• **PROMPT**
Reproduce every one of the entries below line for line, unchanged, and leave the pictures out of your output.

• **RECORDS FOR THE TASK**
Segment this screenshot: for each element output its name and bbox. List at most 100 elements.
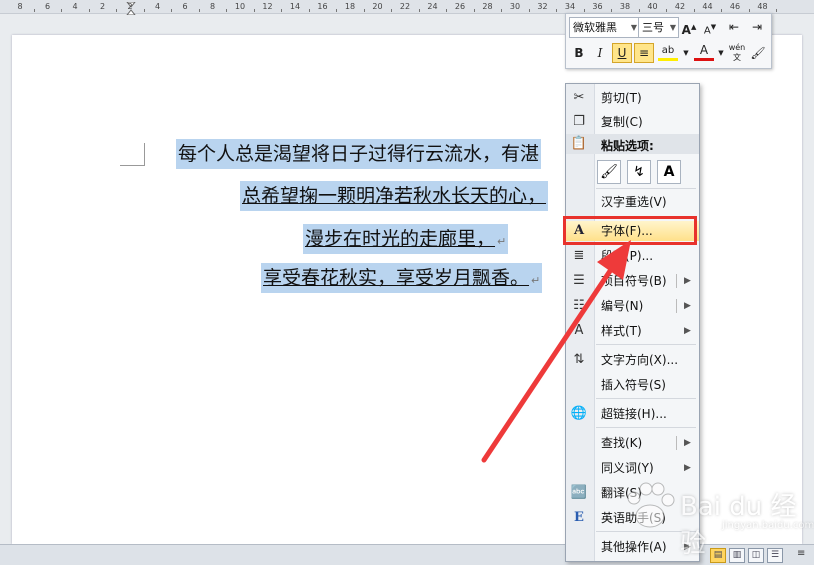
ruler-tick-mark bbox=[776, 9, 778, 12]
annotation-highlight-box bbox=[563, 216, 697, 245]
menu-split-separator bbox=[676, 274, 677, 288]
ruler-tick-mark bbox=[583, 9, 585, 12]
baidu-watermark: Bai du 经验 jingyan.baidu.com bbox=[620, 470, 814, 559]
ruler-tick-label: 24 bbox=[427, 2, 438, 11]
menu-item-reconvert[interactable]: 汉字重选(V) bbox=[566, 192, 699, 212]
paragraph-mark: ↵ bbox=[531, 274, 541, 287]
paste-keep-format-button[interactable]: 🖌 bbox=[597, 160, 621, 184]
ruler-tick-label: 6 bbox=[182, 2, 188, 11]
ruler-tick-mark bbox=[418, 9, 420, 12]
ruler-tick-mark bbox=[363, 9, 365, 12]
ruler-tick-label: 28 bbox=[482, 2, 493, 11]
ruler-tick-label: 18 bbox=[344, 2, 356, 11]
ruler-tick-mark bbox=[88, 9, 90, 12]
menu-item-cut[interactable]: ✂ 剪切(T) bbox=[566, 88, 699, 108]
underline-button[interactable]: U bbox=[612, 43, 632, 63]
menu-item-insert-symbol[interactable]: 插入符号(S) bbox=[566, 375, 699, 395]
ruler-tick-label: 34 bbox=[564, 2, 576, 11]
chevron-down-icon: ▼ bbox=[669, 23, 676, 32]
crop-mark bbox=[120, 143, 145, 166]
ruler-tick-mark bbox=[473, 9, 475, 12]
styles-icon: A bbox=[574, 323, 584, 338]
ruler-tick-label: 38 bbox=[619, 2, 631, 11]
ruler-tick-label: 6 bbox=[44, 2, 51, 11]
chevron-down-icon[interactable]: ▼ bbox=[676, 43, 696, 63]
ruler-tick-mark bbox=[666, 9, 668, 12]
shrink-font-button[interactable]: A▼ bbox=[700, 17, 720, 37]
text-line-3-content: 漫步在时光的走廊里， bbox=[305, 228, 496, 250]
ruler-tick-mark bbox=[308, 9, 310, 12]
menu-item-hyperlink[interactable]: 🌐 超链接(H)... bbox=[566, 404, 699, 424]
text-line-3[interactable]: 漫步在时光的走廊里， ↵ bbox=[303, 224, 509, 254]
ruler-tick-mark bbox=[391, 9, 393, 12]
highlight-button[interactable]: ab bbox=[658, 43, 678, 61]
horizontal-ruler[interactable]: 8 6 4 2 2 4 6 8 10 12 14 16 18 20 22 24 26 28 30 32 34 36 38 40… bbox=[0, 0, 814, 16]
italic-button[interactable]: I bbox=[590, 43, 610, 63]
grow-font-button[interactable]: A▲ bbox=[679, 17, 699, 37]
font-size-value: 三号 bbox=[642, 21, 664, 34]
center-align-button[interactable]: ≡ bbox=[634, 43, 654, 63]
ruler-tick-mark bbox=[116, 9, 118, 12]
format-painter-icon[interactable]: 🖌 bbox=[748, 43, 768, 63]
menu-item-numbering[interactable]: ☷ 编号(N) ▶ bbox=[566, 296, 699, 316]
paste-merge-format-button[interactable]: ↯ bbox=[627, 160, 651, 184]
menu-item-lookup[interactable]: 查找(K) ▶ bbox=[566, 433, 699, 453]
ruler-tick-mark bbox=[198, 9, 200, 12]
clipboard-icon: 📋 bbox=[570, 136, 588, 151]
ruler-tick-label: 22 bbox=[399, 2, 411, 11]
text-line-2-content: 总希望掬一颗明净若秋水长天的心， bbox=[242, 185, 547, 207]
ruler-tick-label: 16 bbox=[317, 2, 328, 11]
menu-item-bullets[interactable]: ☰ 项目符号(B) ▶ bbox=[566, 271, 699, 291]
ruler-tick-mark bbox=[721, 9, 723, 12]
text-line-4[interactable]: 享受春花秋实，享受岁月飘香。 ↵ bbox=[261, 263, 543, 293]
ruler-tick-label: 8 bbox=[17, 2, 23, 11]
bullet-list-icon: ☰ bbox=[573, 273, 585, 288]
ruler-tick-mark bbox=[446, 9, 448, 12]
paragraph-mark: ↵ bbox=[497, 235, 507, 248]
text-direction-icon: ⇅ bbox=[573, 352, 585, 367]
chevron-down-icon: ▼ bbox=[630, 23, 637, 32]
ruler-tick-mark bbox=[611, 9, 613, 12]
ruler-tick-mark bbox=[528, 9, 530, 12]
menu-item-copy[interactable]: ❐ 复制(C) bbox=[566, 112, 699, 132]
ruler-tick-label: 4 bbox=[72, 2, 78, 11]
menu-split-separator bbox=[676, 299, 677, 313]
watermark-subtext: jingyan.baidu.com bbox=[722, 520, 814, 531]
ruler-tick-mark bbox=[281, 9, 283, 12]
ruler-tick-mark bbox=[253, 9, 255, 12]
ruler-tick-label: 36 bbox=[592, 2, 603, 11]
ruler-tick-label: 10 bbox=[234, 2, 246, 11]
ruler-tick-mark bbox=[33, 9, 35, 12]
ruler-tick-mark bbox=[748, 9, 750, 12]
text-line-1[interactable]: 每个人总是渴望将日子过得行云流水，有湛 bbox=[176, 139, 542, 169]
text-line-2[interactable]: 总希望掬一颗明净若秋水长天的心， bbox=[240, 181, 549, 211]
ruler-tick-label: 20 bbox=[372, 2, 383, 11]
menu-item-paragraph[interactable]: ≣ 段落(P)... bbox=[566, 246, 699, 266]
ruler-tick-label: 42 bbox=[674, 2, 686, 11]
font-size-select[interactable]: 三号 ▼ bbox=[638, 17, 679, 38]
increase-indent-icon[interactable]: ⇥ bbox=[747, 17, 767, 37]
ruler-tick-label: 48 bbox=[757, 2, 768, 11]
menu-separator bbox=[596, 398, 696, 399]
bold-button[interactable]: B bbox=[569, 43, 589, 63]
menu-item-text-direction[interactable]: ⇅ 文字方向(X)... bbox=[566, 350, 699, 370]
font-name-value: 微软雅黑 bbox=[573, 21, 617, 34]
text-line-4-content: 享受春花秋实，享受岁月飘香。 bbox=[263, 267, 530, 289]
ruler-tick-label: 44 bbox=[702, 2, 713, 11]
menu-item-styles[interactable]: A 样式(T) ▶ bbox=[566, 321, 699, 341]
ruler-tick-mark bbox=[501, 9, 503, 12]
ruler-tick-mark bbox=[638, 9, 640, 12]
submenu-arrow-icon: ▶ bbox=[684, 438, 691, 448]
phonetic-guide-button[interactable]: wén 文 bbox=[727, 43, 747, 63]
paw-logo-icon bbox=[627, 482, 675, 528]
ruler-tick-mark bbox=[693, 9, 695, 12]
ruler-tick-label: 8 bbox=[209, 2, 216, 11]
decrease-indent-icon[interactable]: ⇤ bbox=[724, 17, 744, 37]
paste-text-only-button[interactable]: A bbox=[657, 160, 681, 184]
ruler-tick-mark bbox=[556, 9, 558, 12]
font-name-select[interactable]: 微软雅黑 ▼ bbox=[569, 17, 640, 38]
menu-separator bbox=[596, 188, 696, 189]
ruler-tick-label: 12 bbox=[262, 2, 273, 11]
ruler-tick-mark bbox=[143, 9, 145, 12]
ruler-tick-label: 26 bbox=[454, 2, 466, 11]
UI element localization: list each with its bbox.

• **EXERCISE ANSWER**
Segment this screenshot: for each element output its name and bbox. List at most 100 elements.
ruler-tick-mark bbox=[776, 9, 778, 12]
annotation-highlight-box bbox=[563, 216, 697, 245]
menu-split-separator bbox=[676, 274, 677, 288]
ruler-tick-mark bbox=[583, 9, 585, 12]
baidu-watermark: Bai du 经验 jingyan.baidu.com bbox=[620, 470, 814, 559]
ruler-tick-label: 24 bbox=[427, 2, 438, 11]
menu-item-reconvert[interactable]: 汉字重选(V) bbox=[566, 192, 699, 212]
paragraph-mark: ↵ bbox=[531, 274, 541, 287]
paste-keep-format-button[interactable]: 🖌 bbox=[597, 160, 621, 184]
ruler-tick-label: 6 bbox=[182, 2, 188, 11]
ruler-tick-mark bbox=[418, 9, 420, 12]
ruler-tick-mark bbox=[363, 9, 365, 12]
ruler-tick-label: 28 bbox=[482, 2, 493, 11]
ruler-tick-label: 18 bbox=[344, 2, 356, 11]
ruler-tick-mark bbox=[88, 9, 90, 12]
menu-item-cut[interactable]: ✂ 剪切(T) bbox=[566, 88, 699, 108]
underline-button[interactable]: U bbox=[612, 43, 632, 63]
menu-item-insert-symbol[interactable]: 插入符号(S) bbox=[566, 375, 699, 395]
ruler-tick-label: 34 bbox=[564, 2, 576, 11]
chevron-down-icon: ▼ bbox=[669, 23, 676, 32]
crop-mark bbox=[120, 143, 145, 166]
ruler-tick-mark bbox=[473, 9, 475, 12]
styles-icon: A bbox=[574, 323, 584, 338]
ruler-tick-label: 38 bbox=[619, 2, 631, 11]
ruler-tick-label: 6 bbox=[44, 2, 51, 11]
chevron-down-icon[interactable]: ▼ bbox=[676, 43, 696, 63]
ruler-tick-mark bbox=[666, 9, 668, 12]
shrink-font-button[interactable]: A▼ bbox=[700, 17, 720, 37]
text-line-3-content: 漫步在时光的走廊里， bbox=[305, 228, 496, 250]
ruler-tick-mark bbox=[308, 9, 310, 12]
menu-item-hyperlink[interactable]: 🌐 超链接(H)... bbox=[566, 404, 699, 424]
text-line-3[interactable]: 漫步在时光的走廊里， ↵ bbox=[303, 224, 509, 254]
ruler-tick-mark bbox=[391, 9, 393, 12]
highlight-button[interactable]: ab bbox=[658, 43, 678, 61]
horizontal-ruler[interactable]: 8 6 4 2 2 4 6 8 10 12 14 16 18 20 22 24 26 28 30 32 34 36 38 40… bbox=[0, 0, 814, 16]
italic-button[interactable]: I bbox=[590, 43, 610, 63]
grow-font-button[interactable]: A▲ bbox=[679, 17, 699, 37]
font-size-value: 三号 bbox=[642, 21, 664, 34]
center-align-button[interactable]: ≡ bbox=[634, 43, 654, 63]
ruler-tick-mark bbox=[116, 9, 118, 12]
format-painter-icon[interactable]: 🖌 bbox=[748, 43, 768, 63]
menu-item-numbering[interactable]: ☷ 编号(N) ▶ bbox=[566, 296, 699, 316]
paste-merge-format-button[interactable]: ↯ bbox=[627, 160, 651, 184]
menu-item-lookup[interactable]: 查找(K) ▶ bbox=[566, 433, 699, 453]
ruler-tick-mark bbox=[198, 9, 200, 12]
clipboard-icon: 📋 bbox=[570, 136, 588, 151]
ruler-tick-label: 22 bbox=[399, 2, 411, 11]
text-line-2-content: 总希望掬一颗明净若秋水长天的心， bbox=[242, 185, 547, 207]
ruler-tick-label: 16 bbox=[317, 2, 328, 11]
menu-item-bullets[interactable]: ☰ 项目符号(B) ▶ bbox=[566, 271, 699, 291]
ruler-tick-mark bbox=[721, 9, 723, 12]
text-line-4[interactable]: 享受春花秋实，享受岁月飘香。 ↵ bbox=[261, 263, 543, 293]
ruler-tick-label: 8 bbox=[17, 2, 23, 11]
bullet-list-icon: ☰ bbox=[573, 273, 585, 288]
ruler-tick-mark bbox=[446, 9, 448, 12]
paragraph-mark: ↵ bbox=[497, 235, 507, 248]
text-direction-icon: ⇅ bbox=[573, 352, 585, 367]
chevron-down-icon: ▼ bbox=[630, 23, 637, 32]
ruler-tick-mark bbox=[611, 9, 613, 12]
ruler-tick-mark bbox=[528, 9, 530, 12]
menu-item-copy[interactable]: ❐ 复制(C) bbox=[566, 112, 699, 132]
ruler-tick-label: 4 bbox=[72, 2, 78, 11]
menu-split-separator bbox=[676, 299, 677, 313]
watermark-subtext: jingyan.baidu.com bbox=[722, 520, 814, 531]
ruler-tick-mark bbox=[281, 9, 283, 12]
ruler-tick-mark bbox=[253, 9, 255, 12]
ruler-tick-label: 36 bbox=[592, 2, 603, 11]
ruler-tick-label: 10 bbox=[234, 2, 246, 11]
ruler-tick-mark bbox=[33, 9, 35, 12]
ruler-tick-mark bbox=[748, 9, 750, 12]
text-line-1[interactable]: 每个人总是渴望将日子过得行云流水，有湛 bbox=[176, 139, 542, 169]
text-line-2[interactable]: 总希望掬一颗明净若秋水长天的心， bbox=[240, 181, 549, 211]
ruler-tick-label: 20 bbox=[372, 2, 383, 11]
menu-item-paragraph[interactable]: ≣ 段落(P)... bbox=[566, 246, 699, 266]
ruler-tick-label: 42 bbox=[674, 2, 686, 11]
font-size-select[interactable]: 三号 ▼ bbox=[638, 17, 679, 38]
increase-indent-icon[interactable]: ⇥ bbox=[747, 17, 767, 37]
ruler-tick-label: 48 bbox=[757, 2, 768, 11]
menu-separator bbox=[596, 398, 696, 399]
bold-button[interactable]: B bbox=[569, 43, 589, 63]
menu-item-text-direction[interactable]: ⇅ 文字方向(X)... bbox=[566, 350, 699, 370]
font-name-value: 微软雅黑 bbox=[573, 21, 617, 34]
text-line-4-content: 享受春花秋实，享受岁月飘香。 bbox=[263, 267, 530, 289]
ruler-tick-label: 44 bbox=[702, 2, 713, 11]
menu-item-styles[interactable]: A 样式(T) ▶ bbox=[566, 321, 699, 341]
ruler-tick-mark bbox=[501, 9, 503, 12]
ruler-tick-mark bbox=[638, 9, 640, 12]
submenu-arrow-icon: ▶ bbox=[684, 438, 691, 448]
phonetic-guide-button[interactable]: wén 文 bbox=[727, 43, 747, 63]
paw-logo-icon bbox=[627, 482, 675, 528]
ruler-tick-mark bbox=[693, 9, 695, 12]
ruler-tick-label: 8 bbox=[209, 2, 216, 11]
decrease-indent-icon[interactable]: ⇤ bbox=[724, 17, 744, 37]
paste-text-only-button[interactable]: A bbox=[657, 160, 681, 184]
ruler-tick-mark bbox=[556, 9, 558, 12]
font-name-select[interactable]: 微软雅黑 ▼ bbox=[569, 17, 640, 38]
menu-separator bbox=[596, 188, 696, 189]
ruler-tick-label: 12 bbox=[262, 2, 273, 11]
ruler-tick-mark bbox=[143, 9, 145, 12]
ruler-tick-label: 26 bbox=[454, 2, 466, 11]
UI element localization: list each with its bbox.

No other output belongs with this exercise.